### INPUT RECORDS

━━━━━━━━━━━━━━━━

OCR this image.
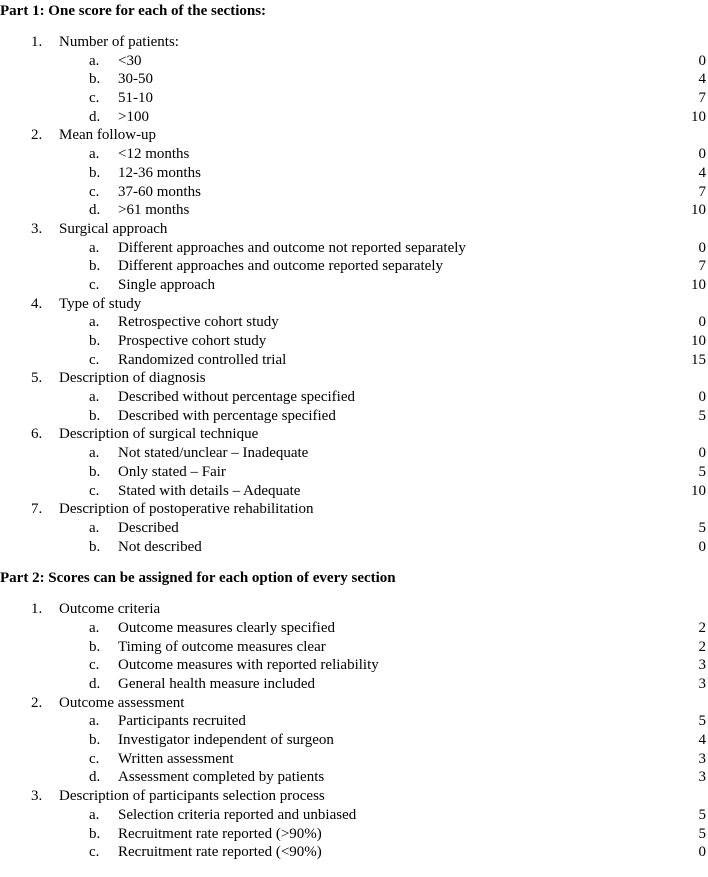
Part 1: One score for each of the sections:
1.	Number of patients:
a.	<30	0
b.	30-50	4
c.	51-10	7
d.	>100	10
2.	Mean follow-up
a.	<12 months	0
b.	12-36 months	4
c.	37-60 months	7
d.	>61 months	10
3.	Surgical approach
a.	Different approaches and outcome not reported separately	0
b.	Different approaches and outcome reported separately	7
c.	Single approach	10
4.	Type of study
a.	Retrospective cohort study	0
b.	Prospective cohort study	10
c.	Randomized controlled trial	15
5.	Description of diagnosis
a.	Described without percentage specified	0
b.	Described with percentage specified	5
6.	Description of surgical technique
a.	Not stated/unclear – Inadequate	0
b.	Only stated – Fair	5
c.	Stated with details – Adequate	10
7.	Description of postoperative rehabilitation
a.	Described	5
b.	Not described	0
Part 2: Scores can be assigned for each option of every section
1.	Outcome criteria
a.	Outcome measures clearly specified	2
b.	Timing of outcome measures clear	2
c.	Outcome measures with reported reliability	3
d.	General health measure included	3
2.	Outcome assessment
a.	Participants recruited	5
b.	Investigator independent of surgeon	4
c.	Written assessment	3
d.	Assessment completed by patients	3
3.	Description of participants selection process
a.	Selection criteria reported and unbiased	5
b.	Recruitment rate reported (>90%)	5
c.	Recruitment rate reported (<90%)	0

━━━━━━━━━━━━━━━━

### WHAT TO PRODUCE
Could you reproduce every record above exactly, leaving out the pictures?

### SOLVED EXERCISE
OCR this image.
Part 1: One score for each of the sections:
1.	Number of patients:
a.	<30	0
b.	30-50	4
c.	51-10	7
d.	>100	10
2.	Mean follow-up
a.	<12 months	0
b.	12-36 months	4
c.	37-60 months	7
d.	>61 months	10
3.	Surgical approach
a.	Different approaches and outcome not reported separately	0
b.	Different approaches and outcome reported separately	7
c.	Single approach	10
4.	Type of study
a.	Retrospective cohort study	0
b.	Prospective cohort study	10
c.	Randomized controlled trial	15
5.	Description of diagnosis
a.	Described without percentage specified	0
b.	Described with percentage specified	5
6.	Description of surgical technique
a.	Not stated/unclear – Inadequate	0
b.	Only stated – Fair	5
c.	Stated with details – Adequate	10
7.	Description of postoperative rehabilitation
a.	Described	5
b.	Not described	0
Part 2: Scores can be assigned for each option of every section
1.	Outcome criteria
a.	Outcome measures clearly specified	2
b.	Timing of outcome measures clear	2
c.	Outcome measures with reported reliability	3
d.	General health measure included	3
2.	Outcome assessment
a.	Participants recruited	5
b.	Investigator independent of surgeon	4
c.	Written assessment	3
d.	Assessment completed by patients	3
3.	Description of participants selection process
a.	Selection criteria reported and unbiased	5
b.	Recruitment rate reported (>90%)	5
c.	Recruitment rate reported (<90%)	0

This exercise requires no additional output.